医院開業コラム
FP佐久間のみらいマネー研究所 第9回
2018.08.31
前回、「法人で加入する生命保険がどのような場合に有効なのか」について考えました。お伝えした通り、生命保険の加入目的は、主に以下の5つに分けられます。
1. 経営者(理事長)としての事業保障
2. 役員・理事の死亡退職慰労金、弔慰金支給の財源確保
3. 理事の勇退退職慰労金の財源確保
4. 経営者(理事長)の相続・事業承継対策
5. 職員の福利厚生、退職金の財源確保
前回は1から3までお伝えいたしましたので、今回は「4.経営者(理事長)の相続・事業承継対策」と「5.職員の福利厚生、退職金の財源確保」について考えていきます。
4. 経営者(理事長)の相続・事業承継対策
医療機関の経営者の相続・事業承継を考える場合、状況により対策方法はさまざまです。まずは、「相続を考慮した法人での生命保険の加入」について、見ていきましょう。

**提供データ**.
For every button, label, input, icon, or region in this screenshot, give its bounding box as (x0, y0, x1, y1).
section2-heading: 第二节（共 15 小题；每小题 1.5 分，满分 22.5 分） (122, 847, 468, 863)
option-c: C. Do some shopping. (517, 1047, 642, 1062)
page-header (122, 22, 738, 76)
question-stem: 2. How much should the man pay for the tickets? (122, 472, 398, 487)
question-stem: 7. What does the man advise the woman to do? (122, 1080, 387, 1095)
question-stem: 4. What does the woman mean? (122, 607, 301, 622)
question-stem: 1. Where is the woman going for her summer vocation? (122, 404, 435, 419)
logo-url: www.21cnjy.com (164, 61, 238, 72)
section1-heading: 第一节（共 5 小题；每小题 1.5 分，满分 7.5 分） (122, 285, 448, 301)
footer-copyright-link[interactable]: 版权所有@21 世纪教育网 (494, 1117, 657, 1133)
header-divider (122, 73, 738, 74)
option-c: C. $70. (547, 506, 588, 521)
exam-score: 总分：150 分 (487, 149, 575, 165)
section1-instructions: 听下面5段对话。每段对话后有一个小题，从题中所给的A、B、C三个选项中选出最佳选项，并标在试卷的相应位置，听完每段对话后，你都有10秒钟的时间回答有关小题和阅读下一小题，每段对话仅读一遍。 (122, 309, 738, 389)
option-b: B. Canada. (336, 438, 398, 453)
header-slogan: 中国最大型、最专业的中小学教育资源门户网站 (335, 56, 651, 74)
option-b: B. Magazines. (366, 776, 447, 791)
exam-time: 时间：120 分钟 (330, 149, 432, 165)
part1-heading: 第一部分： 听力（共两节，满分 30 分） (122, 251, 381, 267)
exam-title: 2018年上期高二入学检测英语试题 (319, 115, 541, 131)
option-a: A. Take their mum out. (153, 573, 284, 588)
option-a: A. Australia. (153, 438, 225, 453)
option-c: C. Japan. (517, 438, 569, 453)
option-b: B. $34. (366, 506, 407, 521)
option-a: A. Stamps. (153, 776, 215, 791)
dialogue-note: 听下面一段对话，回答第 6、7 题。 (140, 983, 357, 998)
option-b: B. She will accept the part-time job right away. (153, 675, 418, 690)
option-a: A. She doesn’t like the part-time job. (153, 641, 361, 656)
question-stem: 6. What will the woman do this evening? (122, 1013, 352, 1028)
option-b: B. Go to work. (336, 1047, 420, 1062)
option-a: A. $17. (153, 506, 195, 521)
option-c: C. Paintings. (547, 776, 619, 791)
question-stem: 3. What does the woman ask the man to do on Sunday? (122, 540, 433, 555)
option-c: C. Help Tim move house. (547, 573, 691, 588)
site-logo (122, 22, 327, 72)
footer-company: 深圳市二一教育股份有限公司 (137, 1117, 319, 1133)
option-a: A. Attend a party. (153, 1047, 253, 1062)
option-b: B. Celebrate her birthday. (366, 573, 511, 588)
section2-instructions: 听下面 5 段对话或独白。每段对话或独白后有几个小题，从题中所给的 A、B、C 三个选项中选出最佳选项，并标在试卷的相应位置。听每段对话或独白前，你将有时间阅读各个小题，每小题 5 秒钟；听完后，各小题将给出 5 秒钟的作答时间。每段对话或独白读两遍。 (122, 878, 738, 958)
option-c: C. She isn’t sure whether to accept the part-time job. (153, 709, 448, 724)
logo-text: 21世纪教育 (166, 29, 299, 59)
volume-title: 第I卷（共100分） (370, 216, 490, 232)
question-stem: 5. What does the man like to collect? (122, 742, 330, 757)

**設問**.
A. コラムについて、次の問いに答えなさい。
(i) このコラムは連載の第何回か。
(ii) 生命保険の加入目的は主にいくつに分けられるか。
(iii) 今回取り上げる加入目的は何か。
B. コラムの「1. 経営者(理事長)としての事業保障」から「保」について考えていきます。」までを、「財源確保」を「資金準備」に置き換えて書き直してください。

**解答**.
A.
(i) 第9回
(ii) 5つ
(iii) 「4.経営者(理事長)の相続・事業承継対策」と「5.職員の福利厚生、退職金の財源確保」

B.
1. 経営者(理事長)としての事業保障
2. 役員・理事の死亡退職慰労金、弔慰金支給の資金準備
3. 理事の勇退退職慰労金の資金準備
4. 経営者(理事長)の相続・事業承継対策
5. 職員の福利厚生、退職金の資金準備
前回は1から3までお伝えいたしましたので、今回は「4.経営者(理事長)の相続・事業承継対策」と「5.職員の福利厚生、退職金の資金準備」について考えていきます。